» **Direction**
Read the listing and extract each line that includes the word "xlabel".
(begin)
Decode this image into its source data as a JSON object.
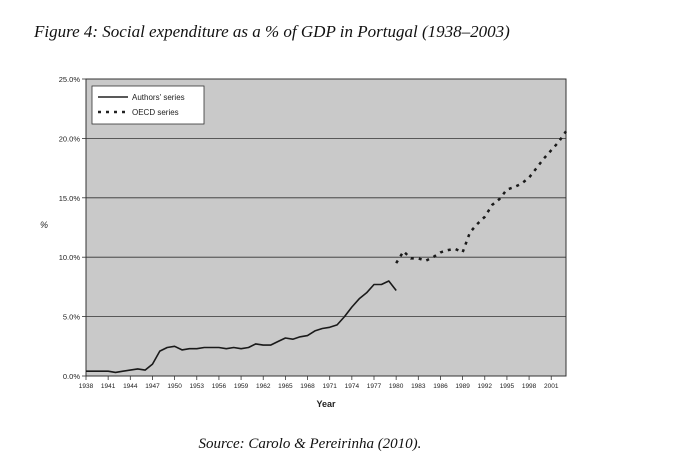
{
  "figure_title": "Figure 4: Social expenditure as a % of GDP in Portugal (1938–2003)",
  "source": "Source: Carolo & Pereirinha (2010).",
  "chart_data": {
    "type": "line",
    "title": "",
    "xlabel": "Year",
    "ylabel": "%",
    "ylim": [
      0,
      25
    ],
    "xlim": [
      1938,
      2003
    ],
    "grid": "horizontal",
    "legend_position": "top-left",
    "y_ticks": [
      {
        "value": 0,
        "label": "0.0%"
      },
      {
        "value": 5,
        "label": "5.0%"
      },
      {
        "value": 10,
        "label": "10.0%"
      },
      {
        "value": 15,
        "label": "15.0%"
      },
      {
        "value": 20,
        "label": "20.0%"
      },
      {
        "value": 25,
        "label": "25.0%"
      }
    ],
    "x_ticks": [
      {
        "value": 1938,
        "label": "1938"
      },
      {
        "value": 1941,
        "label": "1941"
      },
      {
        "value": 1944,
        "label": "1944"
      },
      {
        "value": 1947,
        "label": "1947"
      },
      {
        "value": 1950,
        "label": "1950"
      },
      {
        "value": 1953,
        "label": "1953"
      },
      {
        "value": 1956,
        "label": "1956"
      },
      {
        "value": 1959,
        "label": "1959"
      },
      {
        "value": 1962,
        "label": "1962"
      },
      {
        "value": 1965,
        "label": "1965"
      },
      {
        "value": 1968,
        "label": "1968"
      },
      {
        "value": 1971,
        "label": "1971"
      },
      {
        "value": 1974,
        "label": "1974"
      },
      {
        "value": 1977,
        "label": "1977"
      },
      {
        "value": 1980,
        "label": "1980"
      },
      {
        "value": 1983,
        "label": "1983"
      },
      {
        "value": 1986,
        "label": "1986"
      },
      {
        "value": 1989,
        "label": "1989"
      },
      {
        "value": 1992,
        "label": "1992"
      },
      {
        "value": 1995,
        "label": "1995"
      },
      {
        "value": 1998,
        "label": "1998"
      },
      {
        "value": 2001,
        "label": "2001"
      }
    ],
    "series": [
      {
        "name": "Authors' series",
        "style": "solid",
        "x": [
          1938,
          1939,
          1940,
          1941,
          1942,
          1943,
          1944,
          1945,
          1946,
          1947,
          1948,
          1949,
          1950,
          1951,
          1952,
          1953,
          1954,
          1955,
          1956,
          1957,
          1958,
          1959,
          1960,
          1961,
          1962,
          1963,
          1964,
          1965,
          1966,
          1967,
          1968,
          1969,
          1970,
          1971,
          1972,
          1973,
          1974,
          1975,
          1976,
          1977,
          1978,
          1979,
          1980
        ],
        "values": [
          0.4,
          0.4,
          0.4,
          0.4,
          0.3,
          0.4,
          0.5,
          0.6,
          0.5,
          1.0,
          2.1,
          2.4,
          2.5,
          2.2,
          2.3,
          2.3,
          2.4,
          2.4,
          2.4,
          2.3,
          2.4,
          2.3,
          2.4,
          2.7,
          2.6,
          2.6,
          2.9,
          3.2,
          3.1,
          3.3,
          3.4,
          3.8,
          4.0,
          4.1,
          4.3,
          5.0,
          5.8,
          6.5,
          7.0,
          7.7,
          7.7,
          8.0,
          7.2
        ]
      },
      {
        "name": "OECD series",
        "style": "dotted",
        "x": [
          1980,
          1981,
          1982,
          1983,
          1984,
          1985,
          1986,
          1987,
          1988,
          1989,
          1990,
          1991,
          1992,
          1993,
          1994,
          1995,
          1996,
          1997,
          1998,
          1999,
          2000,
          2001,
          2002,
          2003
        ],
        "values": [
          9.5,
          10.5,
          9.9,
          9.9,
          9.7,
          10.0,
          10.4,
          10.6,
          10.7,
          10.4,
          12.1,
          12.8,
          13.4,
          14.4,
          14.9,
          15.7,
          15.9,
          16.2,
          16.7,
          17.5,
          18.3,
          19.0,
          19.7,
          20.6
        ]
      }
    ]
  }
}
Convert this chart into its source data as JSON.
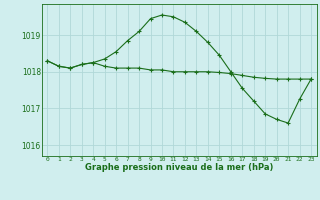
{
  "line1_x": [
    0,
    1,
    2,
    3,
    4,
    5,
    6,
    7,
    8,
    9,
    10,
    11,
    12,
    13,
    14,
    15,
    16,
    17,
    18,
    19,
    20,
    21,
    22,
    23
  ],
  "line1_y": [
    1018.3,
    1018.15,
    1018.1,
    1018.2,
    1018.25,
    1018.35,
    1018.55,
    1018.85,
    1019.1,
    1019.45,
    1019.55,
    1019.5,
    1019.35,
    1019.1,
    1018.8,
    1018.45,
    1018.0,
    1017.55,
    1017.2,
    1016.85,
    1016.7,
    1016.6,
    1017.25,
    1017.8
  ],
  "line2_x": [
    0,
    1,
    2,
    3,
    4,
    5,
    6,
    7,
    8,
    9,
    10,
    11,
    12,
    13,
    14,
    15,
    16,
    17,
    18,
    19,
    20,
    21,
    22,
    23
  ],
  "line2_y": [
    1018.3,
    1018.15,
    1018.1,
    1018.2,
    1018.25,
    1018.15,
    1018.1,
    1018.1,
    1018.1,
    1018.05,
    1018.05,
    1018.0,
    1018.0,
    1018.0,
    1018.0,
    1017.98,
    1017.95,
    1017.9,
    1017.85,
    1017.82,
    1017.8,
    1017.8,
    1017.8,
    1017.8
  ],
  "line_color": "#1a6e1a",
  "bg_color": "#d0eeee",
  "yticks": [
    1016,
    1017,
    1018,
    1019
  ],
  "xtick_labels": [
    "0",
    "1",
    "2",
    "3",
    "4",
    "5",
    "6",
    "7",
    "8",
    "9",
    "10",
    "11",
    "12",
    "13",
    "14",
    "15",
    "16",
    "17",
    "18",
    "19",
    "20",
    "21",
    "22",
    "23"
  ],
  "ylim": [
    1015.7,
    1019.85
  ],
  "xlim": [
    -0.5,
    23.5
  ],
  "xlabel": "Graphe pression niveau de la mer (hPa)",
  "grid_color": "#b0d8d8",
  "marker": "+"
}
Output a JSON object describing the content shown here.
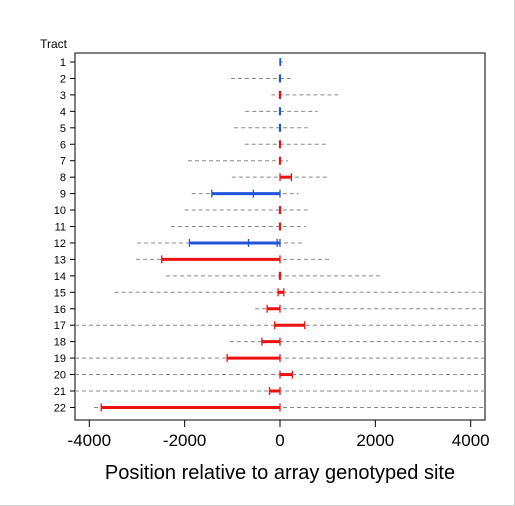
{
  "chart_data": {
    "type": "interval",
    "title": "",
    "xlabel": "Position relative to array genotyped site",
    "ylabel": "Tract",
    "xlim": [
      -4300,
      4300
    ],
    "xticks": [
      -4000,
      -2000,
      0,
      2000,
      4000
    ],
    "xtick_labels": [
      "-4000",
      "-2000",
      "0",
      "2000",
      "4000"
    ],
    "grid": false,
    "legend": "none",
    "colors": {
      "blue": "#2255dd",
      "red": "#ee1111",
      "dashed": "#888888"
    },
    "tracts": [
      {
        "label": "1",
        "color": "blue",
        "dashed": [
          -20,
          140
        ],
        "segment": [
          0,
          10
        ],
        "inner": []
      },
      {
        "label": "2",
        "color": "blue",
        "dashed": [
          -1030,
          280
        ],
        "segment": [
          -10,
          10
        ],
        "inner": []
      },
      {
        "label": "3",
        "color": "red",
        "dashed": [
          -180,
          1220
        ],
        "segment": [
          -10,
          10
        ],
        "inner": []
      },
      {
        "label": "4",
        "color": "blue",
        "dashed": [
          -730,
          790
        ],
        "segment": [
          -10,
          10
        ],
        "inner": []
      },
      {
        "label": "5",
        "color": "blue",
        "dashed": [
          -960,
          580
        ],
        "segment": [
          -10,
          10
        ],
        "inner": []
      },
      {
        "label": "6",
        "color": "red",
        "dashed": [
          -740,
          1020
        ],
        "segment": [
          -10,
          10
        ],
        "inner": []
      },
      {
        "label": "7",
        "color": "red",
        "dashed": [
          -1930,
          170
        ],
        "segment": [
          -10,
          10
        ],
        "inner": []
      },
      {
        "label": "8",
        "color": "red",
        "dashed": [
          -1010,
          1020
        ],
        "segment": [
          0,
          240
        ],
        "inner": []
      },
      {
        "label": "9",
        "color": "blue",
        "dashed": [
          -1850,
          390
        ],
        "segment": [
          -1430,
          0
        ],
        "inner": [
          -560
        ]
      },
      {
        "label": "10",
        "color": "red",
        "dashed": [
          -2000,
          600
        ],
        "segment": [
          -10,
          10
        ],
        "inner": []
      },
      {
        "label": "11",
        "color": "red",
        "dashed": [
          -2290,
          540
        ],
        "segment": [
          -10,
          10
        ],
        "inner": []
      },
      {
        "label": "12",
        "color": "blue",
        "dashed": [
          -3000,
          510
        ],
        "segment": [
          -1900,
          0
        ],
        "inner": [
          -660,
          -60
        ]
      },
      {
        "label": "13",
        "color": "red",
        "dashed": [
          -3020,
          1040
        ],
        "segment": [
          -2480,
          0
        ],
        "inner": []
      },
      {
        "label": "14",
        "color": "red",
        "dashed": [
          -2390,
          2130
        ],
        "segment": [
          -10,
          10
        ],
        "inner": []
      },
      {
        "label": "15",
        "color": "red",
        "dashed": [
          -3470,
          4300
        ],
        "segment": [
          -40,
          80
        ],
        "inner": []
      },
      {
        "label": "16",
        "color": "red",
        "dashed": [
          -520,
          4300
        ],
        "segment": [
          -270,
          0
        ],
        "inner": []
      },
      {
        "label": "17",
        "color": "red",
        "dashed": [
          -4300,
          4300
        ],
        "segment": [
          -110,
          520
        ],
        "inner": []
      },
      {
        "label": "18",
        "color": "red",
        "dashed": [
          -1050,
          4300
        ],
        "segment": [
          -380,
          0
        ],
        "inner": []
      },
      {
        "label": "19",
        "color": "red",
        "dashed": [
          -4300,
          4300
        ],
        "segment": [
          -1110,
          0
        ],
        "inner": []
      },
      {
        "label": "20",
        "color": "red",
        "dashed": [
          -4300,
          4300
        ],
        "segment": [
          0,
          260
        ],
        "inner": []
      },
      {
        "label": "21",
        "color": "red",
        "dashed": [
          -4300,
          4300
        ],
        "segment": [
          -220,
          0
        ],
        "inner": []
      },
      {
        "label": "22",
        "color": "red",
        "dashed": [
          -3900,
          4300
        ],
        "segment": [
          -3750,
          0
        ],
        "inner": []
      }
    ]
  }
}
(end)
» **Completed task**
    "xlabel": "Year",
  "xlabel": "Graphe pression niveau de la mer (hPa)",
    "xlabel": "Position relative to array genotyped site",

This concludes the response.